DATASET ENTRIES:

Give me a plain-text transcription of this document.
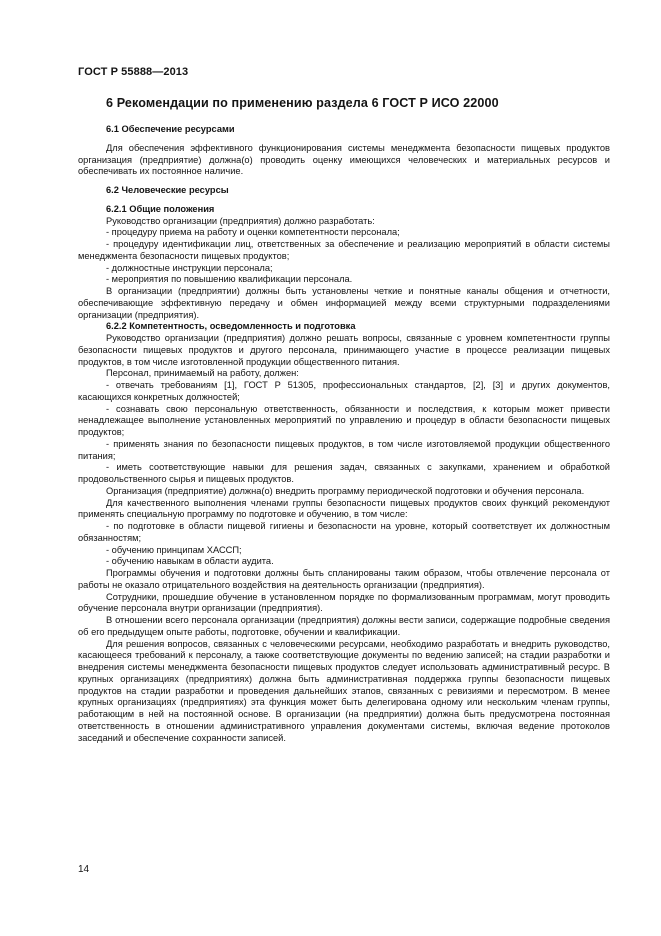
ГОСТ Р 55888—2013
6 Рекомендации по применению раздела 6 ГОСТ Р ИСО 22000

6.1 Обеспечение ресурсами

Для обеспечения эффективного функционирования системы менеджмента безопасности пищевых продуктов организация (предприятие) должна(о) проводить оценку имеющихся человеческих и материальных ресурсов и обеспечивать их постоянное наличие.

6.2 Человеческие ресурсы

6.2.1 Общие положения

Руководство организации (предприятия) должно разработать:

- процедуру приема на работу и оценки компетентности персонала;

- процедуру идентификации лиц, ответственных за обеспечение и реализацию мероприятий в области системы менеджмента безопасности пищевых продуктов;

- должностные инструкции персонала;

- мероприятия по повышению квалификации персонала.

В организации (предприятии) должны быть установлены четкие и понятные каналы общения и отчетности, обеспечивающие эффективную передачу и обмен информацией между всеми структурными подразделениями организации (предприятия).

6.2.2 Компетентность, осведомленность и подготовка

Руководство организации (предприятия) должно решать вопросы, связанные с уровнем компетентности группы безопасности пищевых продуктов и другого персонала, принимающего участие в процессе реализации пищевых продуктов, в том числе изготовленной продукции общественного питания.

Персонал, принимаемый на работу, должен:

- отвечать требованиям [1], ГОСТ Р 51305, профессиональных стандартов, [2], [3] и других документов, касающихся конкретных должностей;

- сознавать свою персональную ответственность, обязанности и последствия, к которым может привести ненадлежащее выполнение установленных мероприятий по управлению и процедур в области безопасности пищевых продуктов;

- применять знания по безопасности пищевых продуктов, в том числе изготовляемой продукции общественного питания;

- иметь соответствующие навыки для решения задач, связанных с закупками, хранением и обработкой продовольственного сырья и пищевых продуктов.

Организация (предприятие) должна(о) внедрить программу периодической подготовки и обучения персонала.

Для качественного выполнения членами группы безопасности пищевых продуктов своих функций рекомендуют применять специальную программу по подготовке и обучению, в том числе:

- по подготовке в области пищевой гигиены и безопасности на уровне, который соответствует их должностным обязанностям;

- обучению принципам ХАССП;

- обучению навыкам в области аудита.

Программы обучения и подготовки должны быть спланированы таким образом, чтобы отвлечение персонала от работы не оказало отрицательного воздействия на деятельность организации (предприятия).

Сотрудники, прошедшие обучение в установленном порядке по формализованным программам, могут проводить обучение персонала внутри организации (предприятия).

В отношении всего персонала организации (предприятия) должны вести записи, содержащие подробные сведения об его предыдущем опыте работы, подготовке, обучении и квалификации.

Для решения вопросов, связанных с человеческими ресурсами, необходимо разработать и внедрить руководство, касающееся требований к персоналу, а также соответствующие документы по ведению записей; на стадии разработки и внедрения системы менеджмента безопасности пищевых продуктов следует использовать административный ресурс. В крупных организациях (предприятиях) должна быть административная поддержка группы безопасности пищевых продуктов на стадии разработки и проведения дальнейших этапов, связанных с ревизиями и пересмотром. В менее крупных организациях (предприятиях) эта функция может быть делегирована одному или нескольким членам группы, работающим в ней на постоянной основе. В организации (на предприятии) должна быть предусмотрена постоянная ответственность в отношении административного управления документами системы, включая ведение протоколов заседаний и обеспечение сохранности записей.

14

EXERCISE:
Above is a listing; report how many of its lines include the word "питания", giving the number only.

RESPONSE TO THE TASK:
2